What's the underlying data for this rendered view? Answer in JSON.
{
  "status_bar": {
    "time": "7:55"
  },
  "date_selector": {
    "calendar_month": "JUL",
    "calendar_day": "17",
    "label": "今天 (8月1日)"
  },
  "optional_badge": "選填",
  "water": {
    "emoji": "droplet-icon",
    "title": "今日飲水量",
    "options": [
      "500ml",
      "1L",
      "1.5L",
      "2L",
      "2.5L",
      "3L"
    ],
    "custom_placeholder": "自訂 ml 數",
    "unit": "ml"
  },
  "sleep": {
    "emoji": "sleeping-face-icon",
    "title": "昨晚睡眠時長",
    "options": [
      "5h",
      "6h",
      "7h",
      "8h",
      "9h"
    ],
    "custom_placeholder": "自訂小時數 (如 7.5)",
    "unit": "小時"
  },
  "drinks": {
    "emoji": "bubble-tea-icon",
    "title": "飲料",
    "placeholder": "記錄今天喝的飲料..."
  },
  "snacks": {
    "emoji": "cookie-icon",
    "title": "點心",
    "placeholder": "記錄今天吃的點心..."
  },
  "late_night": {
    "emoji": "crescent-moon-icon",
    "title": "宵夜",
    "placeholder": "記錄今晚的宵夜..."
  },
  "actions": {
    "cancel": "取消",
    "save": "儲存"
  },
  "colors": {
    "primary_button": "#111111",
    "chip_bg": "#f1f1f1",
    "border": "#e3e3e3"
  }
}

> What you are asked to do: Exactly as they are written, print the entries again.

> Response to the exercise:
What's the underlying data for this rendered view? Answer in JSON.
{
  "status_bar": {
    "time": "7:55"
  },
  "date_selector": {
    "calendar_month": "JUL",
    "calendar_day": "17",
    "label": "今天 (8月1日)"
  },
  "optional_badge": "選填",
  "water": {
    "emoji": "droplet-icon",
    "title": "今日飲水量",
    "options": [
      "500ml",
      "1L",
      "1.5L",
      "2L",
      "2.5L",
      "3L"
    ],
    "custom_placeholder": "自訂 ml 數",
    "unit": "ml"
  },
  "sleep": {
    "emoji": "sleeping-face-icon",
    "title": "昨晚睡眠時長",
    "options": [
      "5h",
      "6h",
      "7h",
      "8h",
      "9h"
    ],
    "custom_placeholder": "自訂小時數 (如 7.5)",
    "unit": "小時"
  },
  "drinks": {
    "emoji": "bubble-tea-icon",
    "title": "飲料",
    "placeholder": "記錄今天喝的飲料..."
  },
  "snacks": {
    "emoji": "cookie-icon",
    "title": "點心",
    "placeholder": "記錄今天吃的點心..."
  },
  "late_night": {
    "emoji": "crescent-moon-icon",
    "title": "宵夜",
    "placeholder": "記錄今晚的宵夜..."
  },
  "actions": {
    "cancel": "取消",
    "save": "儲存"
  },
  "colors": {
    "primary_button": "#111111",
    "chip_bg": "#f1f1f1",
    "border": "#e3e3e3"
  }
}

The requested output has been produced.